● **Your objective**
Write the next part of the text on the O-5 submarine sinking and rescue, starting after its final sentence.

● **Selected text**
######

After the Armistice with Germany, O-5 operated out of the Submarine School at New London, Connecticut until 1923. O-5 then sailed to Coco Solo, Panama Canal Zone, for a brief tour. On 28 October, as O-5 entered Limon Bay, preparatory to transiting the Panama Canal, she was rammed by the United Fruit Company steamer Abangarez and sank in less than a minute. Three men died; 16 others escaped Two crewmembers, Henry Breault and Lawrence Brown, were trapped in the forward torpedo room, which they sealed against the flooding of the submarine. Local engineers and divers were able to rig cranes and other equipment and lift O-5 far enough off the bottom that the bow broke the surface, exposing a hatch which led to the compartment where the two men were trapped, allowing them to be freed. Henry Breault was awarded the Medal of Honor for his actions.

Struck from the Naval Vessel Register on 28 April 1924, she was raised and later sold as a hulk to R.K. Morris in Balboa, Panama, on 12 December 1924. The sinking made O-5 valueless for future naval service. She was stripped of valuable fittings and equipment when sold for $3,125. Her original cost had been $638,000.

Recovery of O-5
On 28 October 1923, O-5 was operating with other units of the U.S. Atlantic Fleet under the command of Commander Submarine Force, Coco Solo, Canal Zone. At approximately 0630, O-5, under the command of Lieutenant Harrison Avery, was underway across Limon Bay toward the entrance to the Panama Canal. The steamship SS Abangarez, owned by the United Fruit Company and captained by Master W.A. Card, was underway toward Dock No. 6 at Cristobal. Through a series of maneuvering errors and miscommunication, the SS Abangarez collided with the O-5 and struck the submarine on the starboard side of the control room, opening a hole some ten feet long and penetrating the number one main ballast tank. The submarine rolled sharply to port – then back to starboard – and sank bow first in 42 feet of water.

Salvage efforts began immediately, and divers were sent down from a salvage tug that arrived from Coco Solo. By 10:00am, they were on the bottom examining the wreck. To search for trapped personnel, they hammered on the hull near the aft end of the ship and worked forward. Upon reaching the torpedo room, they heard answering hammer blows from inside the boat. In 1923 the only way the salvage crew could get the men out of the submarine was to lift it physically from the mud using cranes or pontoons. One of the largest crane barges in the world, Ajax, built specifically for handling the gates of the canal locks, was in the Canal Zone. However, there had been a landslide at the famous Gaillard Cut and Ajax was on the other side of the slide, assisting in clearing the Canal. The excavation shifted into high gear and by 2:00pm on the afternoon of the sinking, the crane barge Ajax squeezed through and was on its way to the O-5 site.

######

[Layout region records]

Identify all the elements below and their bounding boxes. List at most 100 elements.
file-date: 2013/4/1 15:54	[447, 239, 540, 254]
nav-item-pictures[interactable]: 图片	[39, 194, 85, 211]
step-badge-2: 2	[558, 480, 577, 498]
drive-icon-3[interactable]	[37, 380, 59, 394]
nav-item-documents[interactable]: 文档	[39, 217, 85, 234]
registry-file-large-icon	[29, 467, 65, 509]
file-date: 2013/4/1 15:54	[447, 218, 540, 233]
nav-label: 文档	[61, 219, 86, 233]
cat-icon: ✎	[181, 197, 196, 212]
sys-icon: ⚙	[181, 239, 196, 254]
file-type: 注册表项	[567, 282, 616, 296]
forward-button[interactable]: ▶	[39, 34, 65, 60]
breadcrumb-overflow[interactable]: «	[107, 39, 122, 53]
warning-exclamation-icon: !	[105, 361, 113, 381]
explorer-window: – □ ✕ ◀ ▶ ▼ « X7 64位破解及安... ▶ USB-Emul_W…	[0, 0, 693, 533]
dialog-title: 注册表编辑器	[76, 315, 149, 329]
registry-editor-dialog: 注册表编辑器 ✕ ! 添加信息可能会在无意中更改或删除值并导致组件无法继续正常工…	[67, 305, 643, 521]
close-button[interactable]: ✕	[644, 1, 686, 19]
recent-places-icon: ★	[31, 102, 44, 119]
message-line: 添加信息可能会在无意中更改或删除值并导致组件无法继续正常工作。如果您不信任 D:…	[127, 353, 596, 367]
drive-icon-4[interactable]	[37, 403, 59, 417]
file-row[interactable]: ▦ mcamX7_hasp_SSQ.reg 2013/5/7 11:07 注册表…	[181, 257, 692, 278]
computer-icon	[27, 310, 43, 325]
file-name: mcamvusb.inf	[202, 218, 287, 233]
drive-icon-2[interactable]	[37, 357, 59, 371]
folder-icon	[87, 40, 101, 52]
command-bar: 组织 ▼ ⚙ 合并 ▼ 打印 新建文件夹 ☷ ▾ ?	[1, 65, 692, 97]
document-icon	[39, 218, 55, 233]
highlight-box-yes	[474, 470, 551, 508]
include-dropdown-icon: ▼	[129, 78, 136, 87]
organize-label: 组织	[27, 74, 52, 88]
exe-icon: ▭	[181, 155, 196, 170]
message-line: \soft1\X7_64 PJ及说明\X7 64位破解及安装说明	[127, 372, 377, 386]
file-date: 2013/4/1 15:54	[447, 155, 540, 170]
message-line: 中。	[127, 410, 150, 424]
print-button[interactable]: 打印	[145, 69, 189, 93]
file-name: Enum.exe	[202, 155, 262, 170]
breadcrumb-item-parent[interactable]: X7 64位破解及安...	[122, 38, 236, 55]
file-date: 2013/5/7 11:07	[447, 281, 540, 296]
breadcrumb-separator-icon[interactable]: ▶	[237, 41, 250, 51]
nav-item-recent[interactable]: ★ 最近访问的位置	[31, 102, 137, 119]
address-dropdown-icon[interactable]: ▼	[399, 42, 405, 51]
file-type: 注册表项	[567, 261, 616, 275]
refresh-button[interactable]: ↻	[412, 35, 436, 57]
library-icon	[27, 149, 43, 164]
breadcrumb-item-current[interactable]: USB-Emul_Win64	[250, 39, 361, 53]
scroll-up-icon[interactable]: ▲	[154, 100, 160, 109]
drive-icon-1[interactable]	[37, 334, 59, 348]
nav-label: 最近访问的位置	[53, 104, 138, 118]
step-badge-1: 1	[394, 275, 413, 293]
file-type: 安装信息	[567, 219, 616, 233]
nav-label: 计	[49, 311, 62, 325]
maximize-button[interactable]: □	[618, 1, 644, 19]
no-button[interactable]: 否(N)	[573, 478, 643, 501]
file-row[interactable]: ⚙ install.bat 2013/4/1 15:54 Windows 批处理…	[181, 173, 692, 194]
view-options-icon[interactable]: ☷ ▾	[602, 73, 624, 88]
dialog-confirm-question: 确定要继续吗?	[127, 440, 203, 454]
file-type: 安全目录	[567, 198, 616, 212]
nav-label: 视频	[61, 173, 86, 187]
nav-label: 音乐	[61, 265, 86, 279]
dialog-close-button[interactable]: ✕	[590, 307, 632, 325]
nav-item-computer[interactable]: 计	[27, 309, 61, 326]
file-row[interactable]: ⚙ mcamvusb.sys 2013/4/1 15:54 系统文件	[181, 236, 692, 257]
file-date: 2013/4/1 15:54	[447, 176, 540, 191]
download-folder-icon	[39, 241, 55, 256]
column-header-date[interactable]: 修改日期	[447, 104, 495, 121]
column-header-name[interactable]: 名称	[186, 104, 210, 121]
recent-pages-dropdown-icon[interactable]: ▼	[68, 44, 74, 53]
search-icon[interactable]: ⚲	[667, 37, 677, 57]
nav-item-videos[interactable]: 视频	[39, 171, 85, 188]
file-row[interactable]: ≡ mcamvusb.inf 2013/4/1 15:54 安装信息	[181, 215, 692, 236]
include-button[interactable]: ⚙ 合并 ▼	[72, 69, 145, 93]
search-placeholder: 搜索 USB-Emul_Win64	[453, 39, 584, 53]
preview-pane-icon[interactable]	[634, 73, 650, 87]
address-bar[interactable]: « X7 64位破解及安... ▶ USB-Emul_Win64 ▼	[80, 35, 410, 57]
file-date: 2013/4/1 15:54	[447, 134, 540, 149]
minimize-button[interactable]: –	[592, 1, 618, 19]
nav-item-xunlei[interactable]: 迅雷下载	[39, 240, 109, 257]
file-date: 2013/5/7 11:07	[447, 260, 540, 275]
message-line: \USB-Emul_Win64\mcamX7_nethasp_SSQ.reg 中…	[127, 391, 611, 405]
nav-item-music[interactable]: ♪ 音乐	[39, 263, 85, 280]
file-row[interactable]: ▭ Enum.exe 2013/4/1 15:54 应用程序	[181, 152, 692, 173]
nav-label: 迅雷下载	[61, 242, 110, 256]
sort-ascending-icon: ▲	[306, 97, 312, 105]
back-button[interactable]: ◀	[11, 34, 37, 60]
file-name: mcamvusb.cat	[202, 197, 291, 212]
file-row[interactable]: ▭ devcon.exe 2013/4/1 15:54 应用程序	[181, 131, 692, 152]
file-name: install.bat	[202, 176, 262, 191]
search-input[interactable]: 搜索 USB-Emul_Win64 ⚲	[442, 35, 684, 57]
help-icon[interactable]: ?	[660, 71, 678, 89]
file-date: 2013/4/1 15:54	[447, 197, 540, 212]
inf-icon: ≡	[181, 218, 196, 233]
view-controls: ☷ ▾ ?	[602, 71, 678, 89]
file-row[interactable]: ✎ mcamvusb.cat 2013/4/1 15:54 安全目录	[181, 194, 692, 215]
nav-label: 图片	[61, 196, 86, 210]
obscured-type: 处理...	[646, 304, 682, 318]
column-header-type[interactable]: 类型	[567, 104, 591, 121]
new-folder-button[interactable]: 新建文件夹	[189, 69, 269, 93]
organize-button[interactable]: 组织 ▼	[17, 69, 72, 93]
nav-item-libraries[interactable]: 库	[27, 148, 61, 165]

######

● **Written reply**
Divers worked to tunnel under O-5s bow so lifting cables could be attached. Ajax arrived about midnight, and by early morning, the cable tunnel had been dug, the cable run, and a lift was attempted.    Sheppard J. Shreaves, supervisor of the Panama Canal's salvage crew and himself a qualified diver, had been working continuously throughout the night to dig the tunnel, snake the cable under the submarine, and hook it to Ajax’s hoist. Now the lift began. As the crane took a strain, the lift cables broke. Shreaves and his crew worked another cable set under the bow and again Ajax pulled. Again, the cable broke. All through the day, the men worked. Shreaves had been in his diving suit nearly 24 hours. As noon on the 29th approached, the crane was ready for another lift, this time with buoyancy being added by blowing water out of the flooded Engine Room. Then, just after noontime, the bow of O-5 broke the surface. Men from the salvage force quickly opened the torpedo room hatch, and Breault and Brown emerged into the fresh air.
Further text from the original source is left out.